| What to work on |
Reproduce the listing exactly, with no pictures in your copy.

━━━ Provided records

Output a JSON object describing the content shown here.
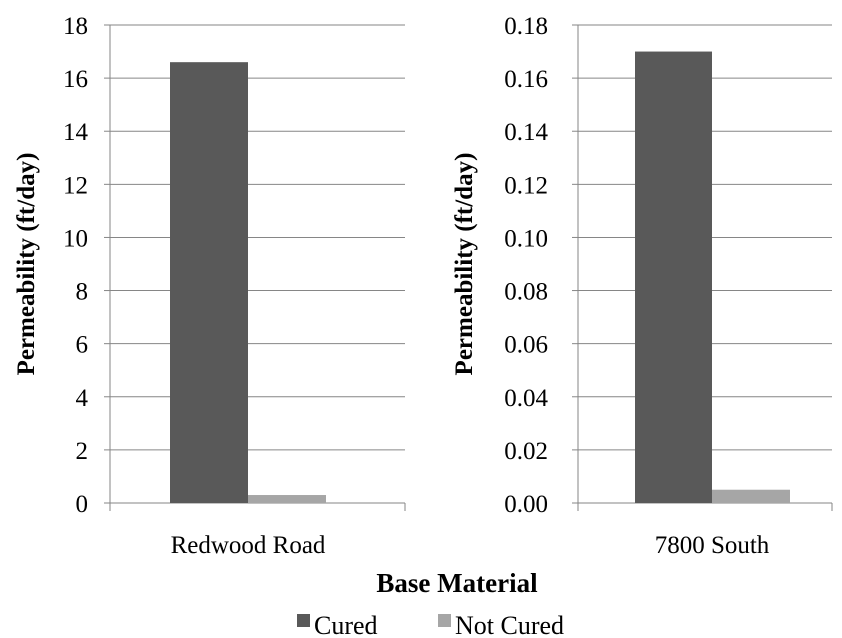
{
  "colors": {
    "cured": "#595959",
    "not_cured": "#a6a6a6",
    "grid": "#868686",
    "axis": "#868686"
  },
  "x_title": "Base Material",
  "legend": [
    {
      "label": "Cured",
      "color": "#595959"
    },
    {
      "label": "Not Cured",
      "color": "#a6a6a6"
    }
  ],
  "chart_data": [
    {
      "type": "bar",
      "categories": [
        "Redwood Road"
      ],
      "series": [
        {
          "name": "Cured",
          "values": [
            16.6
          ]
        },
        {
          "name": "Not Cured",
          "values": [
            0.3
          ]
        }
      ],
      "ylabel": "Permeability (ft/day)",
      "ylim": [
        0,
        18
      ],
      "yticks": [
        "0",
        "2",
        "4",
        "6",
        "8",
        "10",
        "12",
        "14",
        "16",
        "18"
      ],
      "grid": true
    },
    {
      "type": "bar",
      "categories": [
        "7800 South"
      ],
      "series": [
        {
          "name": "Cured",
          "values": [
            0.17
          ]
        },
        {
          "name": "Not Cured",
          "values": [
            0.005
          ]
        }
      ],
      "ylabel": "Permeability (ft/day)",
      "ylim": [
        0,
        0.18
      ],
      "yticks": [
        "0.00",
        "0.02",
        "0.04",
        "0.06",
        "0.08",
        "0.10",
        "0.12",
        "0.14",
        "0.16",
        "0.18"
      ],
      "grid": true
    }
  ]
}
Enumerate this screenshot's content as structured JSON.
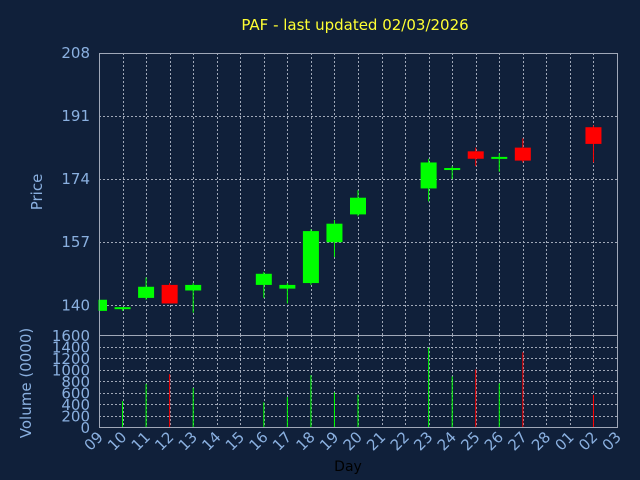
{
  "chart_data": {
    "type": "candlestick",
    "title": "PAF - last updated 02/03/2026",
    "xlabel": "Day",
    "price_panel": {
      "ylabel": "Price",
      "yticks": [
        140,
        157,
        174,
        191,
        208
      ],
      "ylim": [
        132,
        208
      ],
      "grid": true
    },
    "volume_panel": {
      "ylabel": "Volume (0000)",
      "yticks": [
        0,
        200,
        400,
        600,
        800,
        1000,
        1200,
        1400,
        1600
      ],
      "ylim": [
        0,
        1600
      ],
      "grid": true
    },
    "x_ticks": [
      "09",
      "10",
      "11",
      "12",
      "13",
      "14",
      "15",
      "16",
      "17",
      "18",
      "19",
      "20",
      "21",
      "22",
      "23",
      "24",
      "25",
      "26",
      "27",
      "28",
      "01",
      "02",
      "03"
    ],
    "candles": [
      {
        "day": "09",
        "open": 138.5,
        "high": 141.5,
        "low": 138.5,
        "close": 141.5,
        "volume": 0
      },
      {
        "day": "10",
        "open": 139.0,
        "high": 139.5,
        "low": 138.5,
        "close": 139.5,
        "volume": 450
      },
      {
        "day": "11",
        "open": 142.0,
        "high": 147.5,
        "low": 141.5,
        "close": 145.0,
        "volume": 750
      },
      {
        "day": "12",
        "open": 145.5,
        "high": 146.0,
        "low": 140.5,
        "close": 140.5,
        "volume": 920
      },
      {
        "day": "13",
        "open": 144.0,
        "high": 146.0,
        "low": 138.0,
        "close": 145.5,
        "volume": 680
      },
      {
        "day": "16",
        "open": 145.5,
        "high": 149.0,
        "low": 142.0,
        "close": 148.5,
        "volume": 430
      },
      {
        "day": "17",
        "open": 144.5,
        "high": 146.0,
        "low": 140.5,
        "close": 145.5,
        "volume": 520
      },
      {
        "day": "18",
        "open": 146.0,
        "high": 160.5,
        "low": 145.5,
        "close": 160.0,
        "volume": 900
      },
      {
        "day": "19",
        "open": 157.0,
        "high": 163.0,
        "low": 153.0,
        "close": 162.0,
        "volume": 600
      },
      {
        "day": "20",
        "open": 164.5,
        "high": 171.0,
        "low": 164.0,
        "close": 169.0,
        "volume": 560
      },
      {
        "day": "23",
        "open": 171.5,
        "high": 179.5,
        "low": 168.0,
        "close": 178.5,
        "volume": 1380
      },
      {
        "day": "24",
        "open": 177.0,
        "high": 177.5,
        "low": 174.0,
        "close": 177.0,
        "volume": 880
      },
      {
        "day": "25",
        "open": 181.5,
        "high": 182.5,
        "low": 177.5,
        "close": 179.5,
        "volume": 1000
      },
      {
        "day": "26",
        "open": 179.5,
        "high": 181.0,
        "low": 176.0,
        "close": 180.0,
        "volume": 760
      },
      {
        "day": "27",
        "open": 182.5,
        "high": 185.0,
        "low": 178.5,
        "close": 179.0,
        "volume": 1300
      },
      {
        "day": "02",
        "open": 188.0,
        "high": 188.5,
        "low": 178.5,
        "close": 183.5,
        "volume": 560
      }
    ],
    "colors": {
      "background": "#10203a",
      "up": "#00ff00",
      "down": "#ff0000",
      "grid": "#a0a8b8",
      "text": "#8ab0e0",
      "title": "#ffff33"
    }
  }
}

━━━━━━

| Written solution |
Output a JSON object describing the content shown here.
{
  "colors": {
    "cured": "#595959",
    "not_cured": "#a6a6a6",
    "grid": "#868686",
    "axis": "#868686"
  },
  "x_title": "Base Material",
  "legend": [
    {
      "label": "Cured",
      "color": "#595959"
    },
    {
      "label": "Not Cured",
      "color": "#a6a6a6"
    }
  ],
  "chart_data": [
    {
      "type": "bar",
      "categories": [
        "Redwood Road"
      ],
      "series": [
        {
          "name": "Cured",
          "values": [
            16.6
          ]
        },
        {
          "name": "Not Cured",
          "values": [
            0.3
          ]
        }
      ],
      "ylabel": "Permeability (ft/day)",
      "ylim": [
        0,
        18
      ],
      "yticks": [
        "0",
        "2",
        "4",
        "6",
        "8",
        "10",
        "12",
        "14",
        "16",
        "18"
      ],
      "grid": true
    },
    {
      "type": "bar",
      "categories": [
        "7800 South"
      ],
      "series": [
        {
          "name": "Cured",
          "values": [
            0.17
          ]
        },
        {
          "name": "Not Cured",
          "values": [
            0.005
          ]
        }
      ],
      "ylabel": "Permeability (ft/day)",
      "ylim": [
        0,
        0.18
      ],
      "yticks": [
        "0.00",
        "0.02",
        "0.04",
        "0.06",
        "0.08",
        "0.10",
        "0.12",
        "0.14",
        "0.16",
        "0.18"
      ],
      "grid": true
    }
  ]
}
Enumerate this screenshot's content as structured JSON.
{
  "chart_data": {
    "type": "candlestick",
    "title": "PAF - last updated 02/03/2026",
    "xlabel": "Day",
    "price_panel": {
      "ylabel": "Price",
      "yticks": [
        140,
        157,
        174,
        191,
        208
      ],
      "ylim": [
        132,
        208
      ],
      "grid": true
    },
    "volume_panel": {
      "ylabel": "Volume (0000)",
      "yticks": [
        0,
        200,
        400,
        600,
        800,
        1000,
        1200,
        1400,
        1600
      ],
      "ylim": [
        0,
        1600
      ],
      "grid": true
    },
    "x_ticks": [
      "09",
      "10",
      "11",
      "12",
      "13",
      "14",
      "15",
      "16",
      "17",
      "18",
      "19",
      "20",
      "21",
      "22",
      "23",
      "24",
      "25",
      "26",
      "27",
      "28",
      "01",
      "02",
      "03"
    ],
    "candles": [
      {
        "day": "09",
        "open": 138.5,
        "high": 141.5,
        "low": 138.5,
        "close": 141.5,
        "volume": 0
      },
      {
        "day": "10",
        "open": 139.0,
        "high": 139.5,
        "low": 138.5,
        "close": 139.5,
        "volume": 450
      },
      {
        "day": "11",
        "open": 142.0,
        "high": 147.5,
        "low": 141.5,
        "close": 145.0,
        "volume": 750
      },
      {
        "day": "12",
        "open": 145.5,
        "high": 146.0,
        "low": 140.5,
        "close": 140.5,
        "volume": 920
      },
      {
        "day": "13",
        "open": 144.0,
        "high": 146.0,
        "low": 138.0,
        "close": 145.5,
        "volume": 680
      },
      {
        "day": "16",
        "open": 145.5,
        "high": 149.0,
        "low": 142.0,
        "close": 148.5,
        "volume": 430
      },
      {
        "day": "17",
        "open": 144.5,
        "high": 146.0,
        "low": 140.5,
        "close": 145.5,
        "volume": 520
      },
      {
        "day": "18",
        "open": 146.0,
        "high": 160.5,
        "low": 145.5,
        "close": 160.0,
        "volume": 900
      },
      {
        "day": "19",
        "open": 157.0,
        "high": 163.0,
        "low": 153.0,
        "close": 162.0,
        "volume": 600
      },
      {
        "day": "20",
        "open": 164.5,
        "high": 171.0,
        "low": 164.0,
        "close": 169.0,
        "volume": 560
      },
      {
        "day": "23",
        "open": 171.5,
        "high": 179.5,
        "low": 168.0,
        "close": 178.5,
        "volume": 1380
      },
      {
        "day": "24",
        "open": 177.0,
        "high": 177.5,
        "low": 174.0,
        "close": 177.0,
        "volume": 880
      },
      {
        "day": "25",
        "open": 181.5,
        "high": 182.5,
        "low": 177.5,
        "close": 179.5,
        "volume": 1000
      },
      {
        "day": "26",
        "open": 179.5,
        "high": 181.0,
        "low": 176.0,
        "close": 180.0,
        "volume": 760
      },
      {
        "day": "27",
        "open": 182.5,
        "high": 185.0,
        "low": 178.5,
        "close": 179.0,
        "volume": 1300
      },
      {
        "day": "02",
        "open": 188.0,
        "high": 188.5,
        "low": 178.5,
        "close": 183.5,
        "volume": 560
      }
    ],
    "colors": {
      "background": "#10203a",
      "up": "#00ff00",
      "down": "#ff0000",
      "grid": "#a0a8b8",
      "text": "#8ab0e0",
      "title": "#ffff33"
    }
  }
}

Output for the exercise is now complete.